Instruction
Quote every line below exactly as it reads.

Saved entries
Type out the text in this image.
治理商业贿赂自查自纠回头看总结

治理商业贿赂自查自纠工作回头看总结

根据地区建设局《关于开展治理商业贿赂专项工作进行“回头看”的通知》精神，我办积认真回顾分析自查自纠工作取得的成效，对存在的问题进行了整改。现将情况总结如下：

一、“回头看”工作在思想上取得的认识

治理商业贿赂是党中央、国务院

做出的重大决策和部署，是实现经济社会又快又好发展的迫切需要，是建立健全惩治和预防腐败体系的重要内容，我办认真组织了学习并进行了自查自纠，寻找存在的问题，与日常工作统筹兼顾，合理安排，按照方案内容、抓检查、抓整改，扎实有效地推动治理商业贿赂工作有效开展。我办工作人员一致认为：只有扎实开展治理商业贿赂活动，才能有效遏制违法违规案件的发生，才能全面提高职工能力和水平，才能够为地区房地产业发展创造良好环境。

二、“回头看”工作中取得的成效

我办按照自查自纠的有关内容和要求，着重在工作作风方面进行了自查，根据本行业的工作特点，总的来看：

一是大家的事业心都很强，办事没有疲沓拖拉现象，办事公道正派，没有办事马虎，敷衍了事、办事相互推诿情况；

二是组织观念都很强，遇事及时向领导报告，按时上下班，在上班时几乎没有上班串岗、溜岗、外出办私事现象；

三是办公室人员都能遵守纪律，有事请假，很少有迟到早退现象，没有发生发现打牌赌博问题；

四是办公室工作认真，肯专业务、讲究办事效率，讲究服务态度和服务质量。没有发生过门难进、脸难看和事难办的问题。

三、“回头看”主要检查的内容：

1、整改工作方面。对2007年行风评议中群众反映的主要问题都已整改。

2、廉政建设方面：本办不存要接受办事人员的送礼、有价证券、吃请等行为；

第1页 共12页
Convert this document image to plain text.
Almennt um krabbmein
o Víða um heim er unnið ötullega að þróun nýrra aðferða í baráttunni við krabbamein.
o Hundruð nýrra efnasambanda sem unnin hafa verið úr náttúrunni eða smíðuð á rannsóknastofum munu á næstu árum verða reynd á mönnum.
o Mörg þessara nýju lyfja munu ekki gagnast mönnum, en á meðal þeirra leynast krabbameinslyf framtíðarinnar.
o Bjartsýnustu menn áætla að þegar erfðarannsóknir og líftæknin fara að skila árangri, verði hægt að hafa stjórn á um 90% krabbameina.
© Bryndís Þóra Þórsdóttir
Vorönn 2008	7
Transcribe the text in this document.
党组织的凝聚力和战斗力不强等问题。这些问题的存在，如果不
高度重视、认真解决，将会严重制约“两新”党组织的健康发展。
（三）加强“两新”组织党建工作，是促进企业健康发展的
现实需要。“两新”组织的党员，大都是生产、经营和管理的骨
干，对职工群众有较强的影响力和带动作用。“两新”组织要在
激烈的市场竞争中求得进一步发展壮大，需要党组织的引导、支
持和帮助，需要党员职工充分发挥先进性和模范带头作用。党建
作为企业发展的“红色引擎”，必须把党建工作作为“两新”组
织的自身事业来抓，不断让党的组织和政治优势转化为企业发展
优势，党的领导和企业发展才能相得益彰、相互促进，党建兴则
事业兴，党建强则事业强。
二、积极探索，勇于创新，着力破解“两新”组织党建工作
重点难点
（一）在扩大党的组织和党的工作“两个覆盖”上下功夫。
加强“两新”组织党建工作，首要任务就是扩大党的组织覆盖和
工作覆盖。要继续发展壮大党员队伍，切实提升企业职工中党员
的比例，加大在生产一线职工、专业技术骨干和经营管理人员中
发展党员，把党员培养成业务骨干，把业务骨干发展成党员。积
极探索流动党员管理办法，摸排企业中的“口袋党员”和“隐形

The solution
Type out the text in this image.
治理商业贿赂自查自纠回头看总结

治理商业贿赂自查自纠工作回头看总结

根据地区建设局《关于开展治理商业贿赂专项工作进行“回头看”的通知》精神，我办积认真回顾分析自查自纠工作取得的成效，对存在的问题进行了整改。现将情况总结如下：

一、“回头看”工作在思想上取得的认识

治理商业贿赂是党中央、国务院

做出的重大决策和部署，是实现经济社会又快又好发展的迫切需要，是建立健全惩治和预防腐败体系的重要内容，我办认真组织了学习并进行了自查自纠，寻找存在的问题，与日常工作统筹兼顾，合理安排，按照方案内容、抓检查、抓整改，扎实有效地推动治理商业贿赂工作有效开展。我办工作人员一致认为：只有扎实开展治理商业贿赂活动，才能有效遏制违法违规案件的发生，才能全面提高职工能力和水平，才能够为地区房地产业发展创造良好环境。

二、“回头看”工作中取得的成效

我办按照自查自纠的有关内容和要求，着重在工作作风方面进行了自查，根据本行业的工作特点，总的来看：

一是大家的事业心都很强，办事没有疲沓拖拉现象，办事公道正派，没有办事马虎，敷衍了事、办事相互推诿情况；

二是组织观念都很强，遇事及时向领导报告，按时上下班，在上班时几乎没有上班串岗、溜岗、外出办私事现象；

三是办公室人员都能遵守纪律，有事请假，很少有迟到早退现象，没有发生发现打牌赌博问题；

四是办公室工作认真，肯专业务、讲究办事效率，讲究服务态度和服务质量。没有发生过门难进、脸难看和事难办的问题。

三、“回头看”主要检查的内容：

1、整改工作方面。对2007年行风评议中群众反映的主要问题都已整改。

2、廉政建设方面：本办不存要接受办事人员的送礼、有价证券、吃请等行为；

第1页 共12页
Convert this document image to plain text.
Almennt um krabbmein
o Víða um heim er unnið ötullega að þróun nýrra aðferða í baráttunni við krabbamein.
o Hundruð nýrra efnasambanda sem unnin hafa verið úr náttúrunni eða smíðuð á rannsóknastofum munu á næstu árum verða reynd á mönnum.
o Mörg þessara nýju lyfja munu ekki gagnast mönnum, en á meðal þeirra leynast krabbameinslyf framtíðarinnar.
o Bjartsýnustu menn áætla að þegar erfðarannsóknir og líftæknin fara að skila árangri, verði hægt að hafa stjórn á um 90% krabbameina.
© Bryndís Þóra Þórsdóttir
Vorönn 2008	7
Transcribe the text in this document.
党组织的凝聚力和战斗力不强等问题。这些问题的存在，如果不
高度重视、认真解决，将会严重制约“两新”党组织的健康发展。
（三）加强“两新”组织党建工作，是促进企业健康发展的
现实需要。“两新”组织的党员，大都是生产、经营和管理的骨
干，对职工群众有较强的影响力和带动作用。“两新”组织要在
激烈的市场竞争中求得进一步发展壮大，需要党组织的引导、支
持和帮助，需要党员职工充分发挥先进性和模范带头作用。党建
作为企业发展的“红色引擎”，必须把党建工作作为“两新”组
织的自身事业来抓，不断让党的组织和政治优势转化为企业发展
优势，党的领导和企业发展才能相得益彰、相互促进，党建兴则
事业兴，党建强则事业强。
二、积极探索，勇于创新，着力破解“两新”组织党建工作
重点难点
（一）在扩大党的组织和党的工作“两个覆盖”上下功夫。
加强“两新”组织党建工作，首要任务就是扩大党的组织覆盖和
工作覆盖。要继续发展壮大党员队伍，切实提升企业职工中党员
的比例，加大在生产一线职工、专业技术骨干和经营管理人员中
发展党员，把党员培养成业务骨干，把业务骨干发展成党员。积
极探索流动党员管理办法，摸排企业中的“口袋党员”和“隐形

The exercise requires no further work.